*Instructions to follow*:
Carry on the court opinion on hearsay testimony below, picking up right after its last sentence.

A. Well, Dion [Moore] told me that he and Will had an argument because about two weeks before Will got killed, Ray-Ray had got shot at Croskey and Norris Street. Dion told me that he argued with Will because Will had a burner, a gun, and didn't pass it off to Ray-Ray when he was getting shot at.
N.T. Trial, 6/02/04, at 195. The second passage reads:
Q. Tell me everything Dion told you about the argument?
A. Dion said he asked Will why he didn't pass the burner when they were shooting at Ray-Ray. Dion said that Will said he didn't have nothing to do with that. Then Dion asked Will if he could hold Will's gun. Will said no. They started-I'm sorry. Then they started arguing about Will not letting Dion hold his gun.
Just so that it is clear who the "he" was that Green referred to in the above two statements, on cross-examination, Green clarified that the person having the argument with the victim was Moore. N.T. Trial, 6/02/04, at 200.
¶ 19 A review of the statements attributed to Moore indicates that they are indeed hearsay. That is, for the statements to have any relevance to the case, they must be accepted for the truth of the matter set forth in the statements. In the first statement Green indicates that Moore told him that Moore had had an argument with the victim. The fact of relevance with respect to Moore is that Moore and the victim had an argument, and the fact that Moore and the victim had an argument is derived strictly by crediting as truthful the out-of-court statement attributed to Moore. Undoubtedly, from the fact that the two had argued, the Commonwealth hoped to create an inference that Moore had motive to kill the victim and, thus, Moore and Appellant conspired to kill the victim. Apparently this desire was realized, as the jury found Appellant guilty of conspiracy, thereby suggesting that that jury believed that Moore and Appellant worked in concert to kill the victim.

[Rows from a layout dataset]
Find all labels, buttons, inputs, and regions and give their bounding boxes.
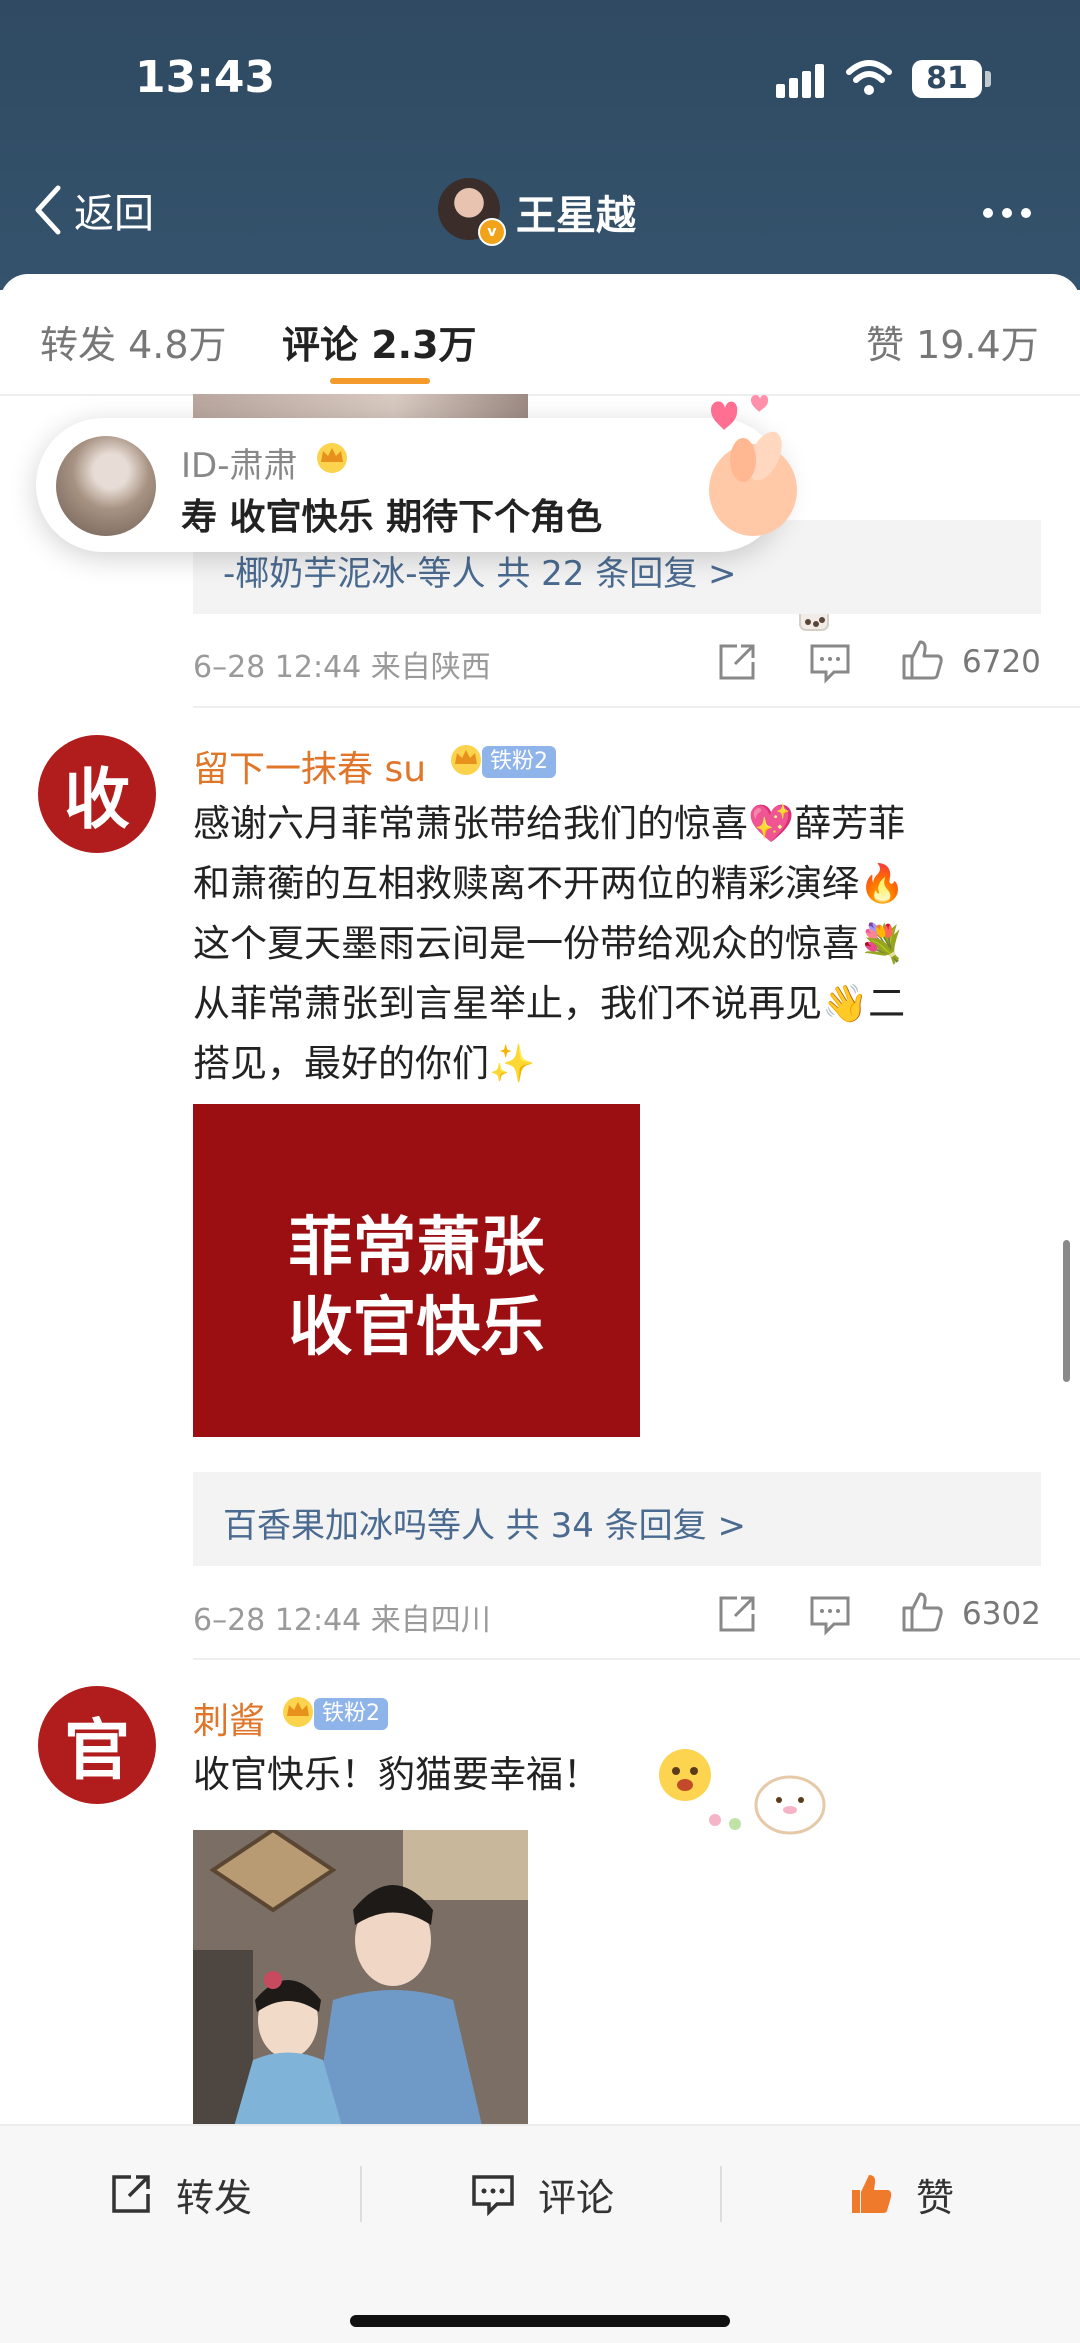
chevron-left-icon — [35, 185, 61, 235]
repost-label: 转发 — [176, 2175, 253, 2220]
active-tab-indicator — [330, 378, 430, 384]
cellular-signal-icon — [776, 62, 826, 98]
toast-avatar — [56, 436, 156, 536]
comment-text: 收官快乐！豹猫要幸福！ — [193, 1753, 600, 1796]
commenter-avatar[interactable]: 收 — [38, 735, 156, 853]
image-text-line: 收官快乐 — [288, 1291, 545, 1365]
like-count: 6302 — [962, 1596, 1041, 1632]
like-icon[interactable] — [900, 638, 944, 682]
divider — [193, 1658, 1080, 1660]
comment-icon[interactable] — [808, 1592, 852, 1636]
like-icon-active — [852, 2175, 892, 2213]
tab-likes[interactable]: 赞 19.4万 — [866, 314, 1039, 369]
comment-line: 感谢六月菲常萧张带给我们的惊喜💖薛芳菲 — [193, 802, 906, 845]
back-label: 返回 — [74, 191, 154, 237]
battery-indicator: 81 — [912, 60, 982, 98]
comment-line: 和萧蘅的互相救赎离不开两位的精彩演绎🔥 — [193, 862, 906, 905]
commenter-avatar[interactable]: 官 — [38, 1686, 156, 1804]
reply-summary-text[interactable]: -椰奶芋泥冰-等人 共 22 条回复 > — [223, 546, 737, 595]
wifi-icon — [846, 60, 892, 95]
repost-icon[interactable] — [715, 1592, 759, 1636]
verified-badge-icon: v — [478, 218, 506, 246]
crown-icon — [451, 745, 481, 775]
comment-icon[interactable] — [808, 640, 852, 684]
comment-text: 感谢六月菲常萧张带给我们的惊喜💖薛芳菲 和萧蘅的互相救赎离不开两位的精彩演绎🔥 … — [193, 794, 1033, 1094]
repost-icon — [112, 2175, 150, 2213]
comment-line: 搭见，最好的你们✨ — [193, 1042, 536, 1085]
divider — [193, 706, 1080, 708]
finger-heart-icon — [709, 394, 797, 536]
crown-icon — [317, 443, 347, 473]
fan-level-badge: 铁粉2 — [482, 746, 556, 778]
comment-line: 从菲常萧张到言星举止，我们不说再见👋二 — [193, 982, 906, 1025]
comment-label: 评论 — [538, 2175, 615, 2220]
divider — [720, 2166, 722, 2222]
back-button[interactable]: 返回 — [32, 180, 154, 240]
commenter-name[interactable]: 刺酱 — [193, 1692, 265, 1744]
tab-repost[interactable]: 转发 4.8万 — [40, 314, 227, 369]
top-header: 13:43 81 返回 v 王星越 — [0, 0, 1080, 290]
commenter-name[interactable]: 留下一抹春 su — [193, 740, 426, 792]
fan-level-badge: 铁粉2 — [314, 1698, 388, 1730]
drama-still-image — [193, 1830, 528, 2130]
repost-button[interactable]: 转发 — [108, 2164, 252, 2224]
comment-image-partial[interactable] — [193, 394, 528, 418]
comment-meta: 6–28 12:44 来自陕西 — [193, 650, 491, 685]
more-options-icon[interactable] — [983, 208, 1031, 218]
reply-summary-text[interactable]: 百香果加冰吗等人 共 34 条回复 > — [223, 1498, 746, 1547]
comment-image[interactable]: 菲常萧张 收官快乐 — [193, 1104, 640, 1437]
notification-toast[interactable]: ID-肃肃 寿 收官快乐 期待下个角色 — [36, 394, 797, 552]
like-count: 6720 — [962, 644, 1041, 680]
scrollbar[interactable] — [1063, 1240, 1070, 1382]
comment-icon — [472, 2175, 514, 2217]
repost-icon[interactable] — [715, 640, 759, 684]
like-button[interactable]: 赞 — [848, 2164, 954, 2224]
battery-tip — [985, 71, 991, 87]
toast-message: 寿 收官快乐 期待下个角色 — [181, 497, 603, 538]
image-text-line: 菲常萧张 — [288, 1211, 545, 1285]
like-icon[interactable] — [900, 1590, 944, 1634]
tab-comments[interactable]: 评论 2.3万 — [282, 314, 477, 369]
toast-username: ID-肃肃 — [181, 446, 298, 486]
bottom-action-bar: 转发 评论 赞 — [0, 2124, 1080, 2343]
reply-summary-box[interactable]: 百香果加冰吗等人 共 34 条回复 > — [193, 1472, 1041, 1566]
comment-button[interactable]: 评论 — [470, 2164, 614, 2224]
home-indicator[interactable] — [350, 2315, 730, 2327]
like-label: 赞 — [916, 2175, 955, 2220]
author-name[interactable]: 王星越 — [516, 183, 636, 241]
comment-image[interactable] — [193, 1830, 528, 2130]
crown-icon — [283, 1697, 313, 1727]
tab-bar: 转发 4.8万 评论 2.3万 赞 19.4万 — [0, 274, 1080, 631]
comment-meta: 6–28 12:44 来自四川 — [193, 1603, 491, 1638]
status-time: 13:43 — [135, 52, 276, 103]
comment-line: 这个夏天墨雨云间是一份带给观众的惊喜💐 — [193, 922, 906, 965]
divider — [360, 2166, 362, 2222]
cat-sticker-icon — [659, 1749, 826, 1835]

*Response for this exercise*:
¶ 20 The trial court concludes that statements were not hearsay because they "were not admitted to prove that Mr. Moore or the defendant was in fact upset with Mr. Logan, but to show a motive for the killing. As Mr. Green's testimony was introduced for the limited purpose of showing Mr. Moore's animosity towards Mr. Logan, his testimony was clearly admissible." Trial Court Opinion, at 5. The court's argument for the admissibility of the statement appears to us to be wholly contradictory. The court avers that the statement was not admitted to prove that Moore was actually upset with the victim, but to show a motive for killing. However, if Moore was not upset with the victim, there is no motive for the killing. The court then states that the statement was admitted only to show Moore's animosity with the victim, yet as we understand the term, animosity is essentially a synonym for being upset with another. As such, the trial court's support of the admissibility of the statement amounts to this: the statement was not admitted for purposes of showing that Moore was in fact upset with the victim, but rather to show that there was animosity between Moore and the victim. This rationale appears contradictory to this panel.
One could argue that the statements at issue provide Moore with a motive to kill the victim even if Moore was not upset with the victim for failing to pass the gun. That is, Moore may not have been personally upset over the victim's failure to pass the gun, but felt because of the failure that the victim could not be trusted and therefore must be killed. However, in this case, the statement clearly would have been admitted for the truth of the matter asserted therein and therefore would still constitute hearsay. Thus, viewed in either fashion, the statement was indeed offered for the truth of the matter asserted therein.
"Animosity" is defined as "bitter hostility or open enmity." The American Heritage Dictionary 34 (4th Ed. 2001).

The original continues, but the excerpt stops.